* **Exercise goal**:
Output every line of the rows below as a Markdown table with two columns, Nr for the line number and Line for the text of the line. Leave out any blank lines.

Stored records

================

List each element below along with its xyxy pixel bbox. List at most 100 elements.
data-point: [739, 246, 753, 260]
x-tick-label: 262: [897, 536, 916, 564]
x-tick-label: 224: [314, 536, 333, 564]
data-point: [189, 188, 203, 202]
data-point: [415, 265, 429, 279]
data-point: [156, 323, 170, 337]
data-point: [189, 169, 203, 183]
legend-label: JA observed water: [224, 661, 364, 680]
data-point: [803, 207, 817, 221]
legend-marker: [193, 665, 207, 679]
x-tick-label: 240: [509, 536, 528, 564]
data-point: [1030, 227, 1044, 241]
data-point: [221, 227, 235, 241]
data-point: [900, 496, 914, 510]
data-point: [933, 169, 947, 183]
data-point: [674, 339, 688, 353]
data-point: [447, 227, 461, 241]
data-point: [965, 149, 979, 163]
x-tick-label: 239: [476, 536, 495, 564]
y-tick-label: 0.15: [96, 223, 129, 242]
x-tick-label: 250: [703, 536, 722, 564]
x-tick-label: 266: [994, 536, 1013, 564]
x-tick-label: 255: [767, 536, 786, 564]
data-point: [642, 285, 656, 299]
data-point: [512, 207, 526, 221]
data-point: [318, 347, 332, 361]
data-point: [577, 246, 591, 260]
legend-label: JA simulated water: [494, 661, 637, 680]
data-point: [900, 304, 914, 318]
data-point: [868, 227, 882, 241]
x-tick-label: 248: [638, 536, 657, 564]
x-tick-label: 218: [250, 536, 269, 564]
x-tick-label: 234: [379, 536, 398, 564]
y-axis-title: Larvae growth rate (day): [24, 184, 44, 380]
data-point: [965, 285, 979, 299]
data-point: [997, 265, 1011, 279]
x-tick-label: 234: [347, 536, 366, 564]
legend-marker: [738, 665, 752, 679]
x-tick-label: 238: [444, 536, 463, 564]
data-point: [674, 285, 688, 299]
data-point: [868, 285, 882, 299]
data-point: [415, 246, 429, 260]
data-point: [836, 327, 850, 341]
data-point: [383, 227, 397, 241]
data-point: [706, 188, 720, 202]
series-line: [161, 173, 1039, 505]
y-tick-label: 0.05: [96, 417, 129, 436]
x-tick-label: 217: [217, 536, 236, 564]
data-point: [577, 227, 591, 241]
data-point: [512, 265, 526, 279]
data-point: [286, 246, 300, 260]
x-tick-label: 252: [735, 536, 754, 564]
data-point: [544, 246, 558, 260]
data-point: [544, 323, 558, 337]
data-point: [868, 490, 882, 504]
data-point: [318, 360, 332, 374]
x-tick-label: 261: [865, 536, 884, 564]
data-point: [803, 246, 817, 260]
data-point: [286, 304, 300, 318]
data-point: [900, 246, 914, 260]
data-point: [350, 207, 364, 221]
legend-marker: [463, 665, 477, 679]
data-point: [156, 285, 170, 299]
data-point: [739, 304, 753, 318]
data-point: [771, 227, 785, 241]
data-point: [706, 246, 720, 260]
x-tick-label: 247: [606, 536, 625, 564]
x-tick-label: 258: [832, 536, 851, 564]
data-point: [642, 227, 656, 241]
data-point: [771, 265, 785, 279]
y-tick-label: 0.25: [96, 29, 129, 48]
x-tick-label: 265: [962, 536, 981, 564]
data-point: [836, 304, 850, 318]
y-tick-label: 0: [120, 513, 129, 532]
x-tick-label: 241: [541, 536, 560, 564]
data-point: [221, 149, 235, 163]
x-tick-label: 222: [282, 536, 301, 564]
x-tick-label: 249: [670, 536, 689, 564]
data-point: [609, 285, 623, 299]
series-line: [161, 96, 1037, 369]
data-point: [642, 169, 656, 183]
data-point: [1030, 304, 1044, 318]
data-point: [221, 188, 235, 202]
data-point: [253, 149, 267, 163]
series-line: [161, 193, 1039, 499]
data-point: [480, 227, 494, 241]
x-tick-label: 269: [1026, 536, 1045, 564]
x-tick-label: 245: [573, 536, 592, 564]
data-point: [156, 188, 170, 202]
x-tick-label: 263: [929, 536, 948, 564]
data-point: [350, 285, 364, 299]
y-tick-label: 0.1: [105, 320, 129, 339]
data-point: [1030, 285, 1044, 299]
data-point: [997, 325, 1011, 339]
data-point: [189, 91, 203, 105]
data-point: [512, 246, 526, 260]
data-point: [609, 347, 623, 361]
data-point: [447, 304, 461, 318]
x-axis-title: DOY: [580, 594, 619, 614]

================

* **Final answer**:
| Nr | Line |
|---|---|
| 1 | List each element below along with its xyxy pixel bbox. List at most 100 elements. |
| 2 | data-point: [739, 246, 753, 260] |
| 3 | x-tick-label: 262: [897, 536, 916, 564] |
| 4 | x-tick-label: 224: [314, 536, 333, 564] |
| 5 | data-point: [189, 188, 203, 202] |
| 6 | data-point: [415, 265, 429, 279] |
| 7 | data-point: [156, 323, 170, 337] |
| 8 | data-point: [189, 169, 203, 183] |
| 9 | legend-label: JA observed water: [224, 661, 364, 680] |
| 10 | data-point: [803, 207, 817, 221] |
| 11 | legend-marker: [193, 665, 207, 679] |
| 12 | x-tick-label: 240: [509, 536, 528, 564] |
| 13 | data-point: [1030, 227, 1044, 241] |
| 14 | data-point: [221, 227, 235, 241] |
| 15 | data-point: [900, 496, 914, 510] |
| 16 | data-point: [933, 169, 947, 183] |
| 17 | data-point: [674, 339, 688, 353] |
| 18 | data-point: [447, 227, 461, 241] |
| 19 | data-point: [965, 149, 979, 163] |
| 20 | x-tick-label: 239: [476, 536, 495, 564] |
| 21 | y-tick-label: 0.15: [96, 223, 129, 242] |
| 22 | x-tick-label: 250: [703, 536, 722, 564] |
| 23 | x-tick-label: 266: [994, 536, 1013, 564] |
| 24 | x-tick-label: 255: [767, 536, 786, 564] |
| 25 | data-point: [642, 285, 656, 299] |
| 26 | data-point: [512, 207, 526, 221] |
| 27 | data-point: [318, 347, 332, 361] |
| 28 | data-point: [577, 246, 591, 260] |
| 29 | legend-label: JA simulated water: [494, 661, 637, 680] |
| 30 | data-point: [900, 304, 914, 318] |
| 31 | data-point: [868, 227, 882, 241] |
| 32 | x-tick-label: 248: [638, 536, 657, 564] |
| 33 | x-tick-label: 218: [250, 536, 269, 564] |
| 34 | x-tick-label: 234: [379, 536, 398, 564] |
| 35 | y-axis-title: Larvae growth rate (day): [24, 184, 44, 380] |
| 36 | data-point: [965, 285, 979, 299] |
| 37 | data-point: [997, 265, 1011, 279] |
| 38 | x-tick-label: 234: [347, 536, 366, 564] |
| 39 | legend-marker: [738, 665, 752, 679] |
| 40 | x-tick-label: 238: [444, 536, 463, 564] |
| 41 | data-point: [674, 285, 688, 299] |
| 42 | data-point: [868, 285, 882, 299] |
| 43 | data-point: [415, 246, 429, 260] |
| 44 | data-point: [836, 327, 850, 341] |
| 45 | data-point: [383, 227, 397, 241] |
| 46 | data-point: [706, 188, 720, 202] |
| 47 | series-line: [161, 173, 1039, 505] |
| 48 | y-tick-label: 0.05: [96, 417, 129, 436] |
| 49 | x-tick-label: 217: [217, 536, 236, 564] |
| 50 | data-point: [577, 227, 591, 241] |
| 51 | data-point: [512, 265, 526, 279] |
| 52 | data-point: [286, 246, 300, 260] |
| 53 | x-tick-label: 252: [735, 536, 754, 564] |
| 54 | data-point: [544, 246, 558, 260] |
| 55 | data-point: [544, 323, 558, 337] |
| 56 | data-point: [868, 490, 882, 504] |
| 57 | data-point: [318, 360, 332, 374] |
| 58 | x-tick-label: 261: [865, 536, 884, 564] |
| 59 | data-point: [803, 246, 817, 260] |
| 60 | data-point: [286, 304, 300, 318] |
| 61 | data-point: [900, 246, 914, 260] |
| 62 | data-point: [350, 207, 364, 221] |
| 63 | legend-marker: [463, 665, 477, 679] |
| 64 | data-point: [156, 285, 170, 299] |
| 65 | data-point: [739, 304, 753, 318] |
| 66 | data-point: [771, 227, 785, 241] |
| 67 | data-point: [706, 246, 720, 260] |
| 68 | x-tick-label: 247: [606, 536, 625, 564] |
| 69 | x-tick-label: 258: [832, 536, 851, 564] |
| 70 | data-point: [642, 227, 656, 241] |
| 71 | data-point: [771, 265, 785, 279] |
| 72 | y-tick-label: 0.25: [96, 29, 129, 48] |
| 73 | x-tick-label: 265: [962, 536, 981, 564] |
| 74 | data-point: [836, 304, 850, 318] |
| 75 | y-tick-label: 0: [120, 513, 129, 532] |
| 76 | x-tick-label: 241: [541, 536, 560, 564] |
| 77 | data-point: [221, 149, 235, 163] |
| 78 | x-tick-label: 222: [282, 536, 301, 564] |
| 79 | x-tick-label: 249: [670, 536, 689, 564] |
| 80 | data-point: [609, 285, 623, 299] |
| 81 | series-line: [161, 96, 1037, 369] |
| 82 | data-point: [642, 169, 656, 183] |
| 83 | data-point: [1030, 304, 1044, 318] |
| 84 | data-point: [221, 188, 235, 202] |
| 85 | data-point: [253, 149, 267, 163] |
| 86 | series-line: [161, 193, 1039, 499] |
| 87 | data-point: [480, 227, 494, 241] |
| 88 | x-tick-label: 269: [1026, 536, 1045, 564] |
| 89 | x-tick-label: 245: [573, 536, 592, 564] |
| 90 | data-point: [156, 188, 170, 202] |
| 91 | x-tick-label: 263: [929, 536, 948, 564] |
| 92 | data-point: [350, 285, 364, 299] |
| 93 | y-tick-label: 0.1: [105, 320, 129, 339] |
| 94 | data-point: [1030, 285, 1044, 299] |
| 95 | data-point: [997, 325, 1011, 339] |
| 96 | data-point: [189, 91, 203, 105] |
| 97 | data-point: [512, 246, 526, 260] |
| 98 | data-point: [609, 347, 623, 361] |
| 99 | data-point: [447, 304, 461, 318] |
| 100 | x-axis-title: DOY: [580, 594, 619, 614] |